→ **Work task**
Retype every record that follows, character for character.

→ **Supplied records**
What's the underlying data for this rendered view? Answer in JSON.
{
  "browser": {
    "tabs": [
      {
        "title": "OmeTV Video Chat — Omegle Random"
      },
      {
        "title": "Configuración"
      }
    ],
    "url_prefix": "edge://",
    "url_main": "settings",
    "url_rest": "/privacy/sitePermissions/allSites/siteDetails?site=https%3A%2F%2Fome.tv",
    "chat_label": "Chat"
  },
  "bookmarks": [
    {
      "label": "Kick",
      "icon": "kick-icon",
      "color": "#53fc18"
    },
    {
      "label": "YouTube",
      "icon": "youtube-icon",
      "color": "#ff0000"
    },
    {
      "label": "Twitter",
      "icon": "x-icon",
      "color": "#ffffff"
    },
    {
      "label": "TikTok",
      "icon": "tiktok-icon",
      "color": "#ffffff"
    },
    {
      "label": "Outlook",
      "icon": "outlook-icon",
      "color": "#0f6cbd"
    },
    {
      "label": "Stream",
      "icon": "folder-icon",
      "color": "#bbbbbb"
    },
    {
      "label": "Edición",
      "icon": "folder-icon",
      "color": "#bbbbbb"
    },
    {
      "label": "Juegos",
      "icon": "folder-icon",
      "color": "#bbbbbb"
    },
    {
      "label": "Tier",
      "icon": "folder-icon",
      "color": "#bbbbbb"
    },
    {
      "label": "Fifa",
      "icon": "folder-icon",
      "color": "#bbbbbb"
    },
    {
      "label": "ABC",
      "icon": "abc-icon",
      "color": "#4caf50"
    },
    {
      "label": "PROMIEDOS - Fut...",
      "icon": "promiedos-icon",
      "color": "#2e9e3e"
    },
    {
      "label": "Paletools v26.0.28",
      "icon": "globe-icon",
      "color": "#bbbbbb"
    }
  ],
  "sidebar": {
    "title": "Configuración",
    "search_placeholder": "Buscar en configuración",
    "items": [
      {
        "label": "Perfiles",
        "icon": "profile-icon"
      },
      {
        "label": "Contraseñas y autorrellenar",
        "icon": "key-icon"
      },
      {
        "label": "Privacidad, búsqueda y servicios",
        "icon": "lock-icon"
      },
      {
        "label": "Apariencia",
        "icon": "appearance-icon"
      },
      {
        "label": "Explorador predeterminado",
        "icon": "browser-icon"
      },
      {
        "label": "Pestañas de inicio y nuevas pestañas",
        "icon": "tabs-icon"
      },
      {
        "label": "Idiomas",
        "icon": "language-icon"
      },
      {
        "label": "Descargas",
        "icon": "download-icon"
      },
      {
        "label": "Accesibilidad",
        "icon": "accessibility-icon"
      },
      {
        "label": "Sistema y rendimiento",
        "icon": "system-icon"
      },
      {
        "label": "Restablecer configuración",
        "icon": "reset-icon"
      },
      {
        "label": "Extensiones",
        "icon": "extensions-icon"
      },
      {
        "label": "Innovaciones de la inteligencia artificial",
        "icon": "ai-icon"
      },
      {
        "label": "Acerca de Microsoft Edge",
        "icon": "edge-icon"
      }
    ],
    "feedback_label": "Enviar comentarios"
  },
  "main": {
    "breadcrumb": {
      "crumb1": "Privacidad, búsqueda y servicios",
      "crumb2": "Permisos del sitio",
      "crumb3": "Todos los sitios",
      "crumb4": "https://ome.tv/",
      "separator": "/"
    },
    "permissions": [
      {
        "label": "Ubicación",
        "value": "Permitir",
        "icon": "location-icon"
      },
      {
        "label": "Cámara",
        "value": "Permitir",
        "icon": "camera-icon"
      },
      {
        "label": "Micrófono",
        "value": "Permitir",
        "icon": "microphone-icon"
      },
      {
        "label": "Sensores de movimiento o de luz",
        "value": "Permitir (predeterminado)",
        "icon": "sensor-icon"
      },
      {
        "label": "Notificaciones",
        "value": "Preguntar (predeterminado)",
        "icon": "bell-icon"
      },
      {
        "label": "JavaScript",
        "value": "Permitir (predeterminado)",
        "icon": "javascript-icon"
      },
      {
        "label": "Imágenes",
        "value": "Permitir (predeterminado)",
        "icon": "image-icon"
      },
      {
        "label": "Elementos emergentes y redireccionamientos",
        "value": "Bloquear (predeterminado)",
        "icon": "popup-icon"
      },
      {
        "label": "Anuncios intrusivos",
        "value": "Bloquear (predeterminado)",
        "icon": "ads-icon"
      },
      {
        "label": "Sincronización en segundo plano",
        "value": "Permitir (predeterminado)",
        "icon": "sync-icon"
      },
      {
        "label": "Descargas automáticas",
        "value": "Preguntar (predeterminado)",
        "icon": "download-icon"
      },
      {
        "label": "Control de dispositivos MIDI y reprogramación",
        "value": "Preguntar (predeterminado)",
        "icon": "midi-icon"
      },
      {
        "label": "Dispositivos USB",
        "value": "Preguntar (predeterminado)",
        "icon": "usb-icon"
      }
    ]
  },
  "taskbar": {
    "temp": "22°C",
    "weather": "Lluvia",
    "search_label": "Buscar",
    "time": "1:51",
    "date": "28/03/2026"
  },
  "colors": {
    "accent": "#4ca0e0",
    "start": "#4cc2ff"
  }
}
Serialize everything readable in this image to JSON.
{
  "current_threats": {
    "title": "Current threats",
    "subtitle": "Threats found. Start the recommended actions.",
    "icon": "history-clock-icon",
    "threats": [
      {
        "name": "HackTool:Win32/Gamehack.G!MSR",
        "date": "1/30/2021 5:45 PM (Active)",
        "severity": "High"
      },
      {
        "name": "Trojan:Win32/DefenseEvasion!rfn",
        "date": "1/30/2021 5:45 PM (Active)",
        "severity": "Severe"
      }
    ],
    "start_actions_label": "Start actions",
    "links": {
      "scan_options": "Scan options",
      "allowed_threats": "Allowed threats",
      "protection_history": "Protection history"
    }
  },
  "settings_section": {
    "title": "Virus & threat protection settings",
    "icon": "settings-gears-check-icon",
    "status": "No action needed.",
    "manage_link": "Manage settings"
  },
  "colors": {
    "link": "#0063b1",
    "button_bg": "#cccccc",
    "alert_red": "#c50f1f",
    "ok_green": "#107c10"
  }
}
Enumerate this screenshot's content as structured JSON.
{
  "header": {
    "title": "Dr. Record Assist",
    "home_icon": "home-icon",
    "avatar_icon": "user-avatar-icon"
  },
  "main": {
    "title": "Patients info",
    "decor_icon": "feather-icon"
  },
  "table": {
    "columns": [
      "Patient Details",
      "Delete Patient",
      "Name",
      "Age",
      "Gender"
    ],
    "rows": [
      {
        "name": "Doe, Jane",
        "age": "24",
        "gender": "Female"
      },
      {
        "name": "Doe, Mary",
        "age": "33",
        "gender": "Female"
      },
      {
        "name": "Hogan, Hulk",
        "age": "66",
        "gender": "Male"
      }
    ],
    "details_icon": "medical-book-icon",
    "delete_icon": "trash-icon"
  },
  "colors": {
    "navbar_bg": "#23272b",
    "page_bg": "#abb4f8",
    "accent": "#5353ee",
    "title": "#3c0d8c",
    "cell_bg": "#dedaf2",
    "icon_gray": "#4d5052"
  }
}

→ **Your solution**
What's the underlying data for this rendered view? Answer in JSON.
{
  "browser": {
    "tabs": [
      {
        "title": "OmeTV Video Chat — Omegle Random"
      },
      {
        "title": "Configuración"
      }
    ],
    "url_prefix": "edge://",
    "url_main": "settings",
    "url_rest": "/privacy/sitePermissions/allSites/siteDetails?site=https%3A%2F%2Fome.tv",
    "chat_label": "Chat"
  },
  "bookmarks": [
    {
      "label": "Kick",
      "icon": "kick-icon",
      "color": "#53fc18"
    },
    {
      "label": "YouTube",
      "icon": "youtube-icon",
      "color": "#ff0000"
    },
    {
      "label": "Twitter",
      "icon": "x-icon",
      "color": "#ffffff"
    },
    {
      "label": "TikTok",
      "icon": "tiktok-icon",
      "color": "#ffffff"
    },
    {
      "label": "Outlook",
      "icon": "outlook-icon",
      "color": "#0f6cbd"
    },
    {
      "label": "Stream",
      "icon": "folder-icon",
      "color": "#bbbbbb"
    },
    {
      "label": "Edición",
      "icon": "folder-icon",
      "color": "#bbbbbb"
    },
    {
      "label": "Juegos",
      "icon": "folder-icon",
      "color": "#bbbbbb"
    },
    {
      "label": "Tier",
      "icon": "folder-icon",
      "color": "#bbbbbb"
    },
    {
      "label": "Fifa",
      "icon": "folder-icon",
      "color": "#bbbbbb"
    },
    {
      "label": "ABC",
      "icon": "abc-icon",
      "color": "#4caf50"
    },
    {
      "label": "PROMIEDOS - Fut...",
      "icon": "promiedos-icon",
      "color": "#2e9e3e"
    },
    {
      "label": "Paletools v26.0.28",
      "icon": "globe-icon",
      "color": "#bbbbbb"
    }
  ],
  "sidebar": {
    "title": "Configuración",
    "search_placeholder": "Buscar en configuración",
    "items": [
      {
        "label": "Perfiles",
        "icon": "profile-icon"
      },
      {
        "label": "Contraseñas y autorrellenar",
        "icon": "key-icon"
      },
      {
        "label": "Privacidad, búsqueda y servicios",
        "icon": "lock-icon"
      },
      {
        "label": "Apariencia",
        "icon": "appearance-icon"
      },
      {
        "label": "Explorador predeterminado",
        "icon": "browser-icon"
      },
      {
        "label": "Pestañas de inicio y nuevas pestañas",
        "icon": "tabs-icon"
      },
      {
        "label": "Idiomas",
        "icon": "language-icon"
      },
      {
        "label": "Descargas",
        "icon": "download-icon"
      },
      {
        "label": "Accesibilidad",
        "icon": "accessibility-icon"
      },
      {
        "label": "Sistema y rendimiento",
        "icon": "system-icon"
      },
      {
        "label": "Restablecer configuración",
        "icon": "reset-icon"
      },
      {
        "label": "Extensiones",
        "icon": "extensions-icon"
      },
      {
        "label": "Innovaciones de la inteligencia artificial",
        "icon": "ai-icon"
      },
      {
        "label": "Acerca de Microsoft Edge",
        "icon": "edge-icon"
      }
    ],
    "feedback_label": "Enviar comentarios"
  },
  "main": {
    "breadcrumb": {
      "crumb1": "Privacidad, búsqueda y servicios",
      "crumb2": "Permisos del sitio",
      "crumb3": "Todos los sitios",
      "crumb4": "https://ome.tv/",
      "separator": "/"
    },
    "permissions": [
      {
        "label": "Ubicación",
        "value": "Permitir",
        "icon": "location-icon"
      },
      {
        "label": "Cámara",
        "value": "Permitir",
        "icon": "camera-icon"
      },
      {
        "label": "Micrófono",
        "value": "Permitir",
        "icon": "microphone-icon"
      },
      {
        "label": "Sensores de movimiento o de luz",
        "value": "Permitir (predeterminado)",
        "icon": "sensor-icon"
      },
      {
        "label": "Notificaciones",
        "value": "Preguntar (predeterminado)",
        "icon": "bell-icon"
      },
      {
        "label": "JavaScript",
        "value": "Permitir (predeterminado)",
        "icon": "javascript-icon"
      },
      {
        "label": "Imágenes",
        "value": "Permitir (predeterminado)",
        "icon": "image-icon"
      },
      {
        "label": "Elementos emergentes y redireccionamientos",
        "value": "Bloquear (predeterminado)",
        "icon": "popup-icon"
      },
      {
        "label": "Anuncios intrusivos",
        "value": "Bloquear (predeterminado)",
        "icon": "ads-icon"
      },
      {
        "label": "Sincronización en segundo plano",
        "value": "Permitir (predeterminado)",
        "icon": "sync-icon"
      },
      {
        "label": "Descargas automáticas",
        "value": "Preguntar (predeterminado)",
        "icon": "download-icon"
      },
      {
        "label": "Control de dispositivos MIDI y reprogramación",
        "value": "Preguntar (predeterminado)",
        "icon": "midi-icon"
      },
      {
        "label": "Dispositivos USB",
        "value": "Preguntar (predeterminado)",
        "icon": "usb-icon"
      }
    ]
  },
  "taskbar": {
    "temp": "22°C",
    "weather": "Lluvia",
    "search_label": "Buscar",
    "time": "1:51",
    "date": "28/03/2026"
  },
  "colors": {
    "accent": "#4ca0e0",
    "start": "#4cc2ff"
  }
}
Serialize everything readable in this image to JSON.
{
  "current_threats": {
    "title": "Current threats",
    "subtitle": "Threats found. Start the recommended actions.",
    "icon": "history-clock-icon",
    "threats": [
      {
        "name": "HackTool:Win32/Gamehack.G!MSR",
        "date": "1/30/2021 5:45 PM (Active)",
        "severity": "High"
      },
      {
        "name": "Trojan:Win32/DefenseEvasion!rfn",
        "date": "1/30/2021 5:45 PM (Active)",
        "severity": "Severe"
      }
    ],
    "start_actions_label": "Start actions",
    "links": {
      "scan_options": "Scan options",
      "allowed_threats": "Allowed threats",
      "protection_history": "Protection history"
    }
  },
  "settings_section": {
    "title": "Virus & threat protection settings",
    "icon": "settings-gears-check-icon",
    "status": "No action needed.",
    "manage_link": "Manage settings"
  },
  "colors": {
    "link": "#0063b1",
    "button_bg": "#cccccc",
    "alert_red": "#c50f1f",
    "ok_green": "#107c10"
  }
}
Enumerate this screenshot's content as structured JSON.
{
  "header": {
    "title": "Dr. Record Assist",
    "home_icon": "home-icon",
    "avatar_icon": "user-avatar-icon"
  },
  "main": {
    "title": "Patients info",
    "decor_icon": "feather-icon"
  },
  "table": {
    "columns": [
      "Patient Details",
      "Delete Patient",
      "Name",
      "Age",
      "Gender"
    ],
    "rows": [
      {
        "name": "Doe, Jane",
        "age": "24",
        "gender": "Female"
      },
      {
        "name": "Doe, Mary",
        "age": "33",
        "gender": "Female"
      },
      {
        "name": "Hogan, Hulk",
        "age": "66",
        "gender": "Male"
      }
    ],
    "details_icon": "medical-book-icon",
    "delete_icon": "trash-icon"
  },
  "colors": {
    "navbar_bg": "#23272b",
    "page_bg": "#abb4f8",
    "accent": "#5353ee",
    "title": "#3c0d8c",
    "cell_bg": "#dedaf2",
    "icon_gray": "#4d5052"
  }
}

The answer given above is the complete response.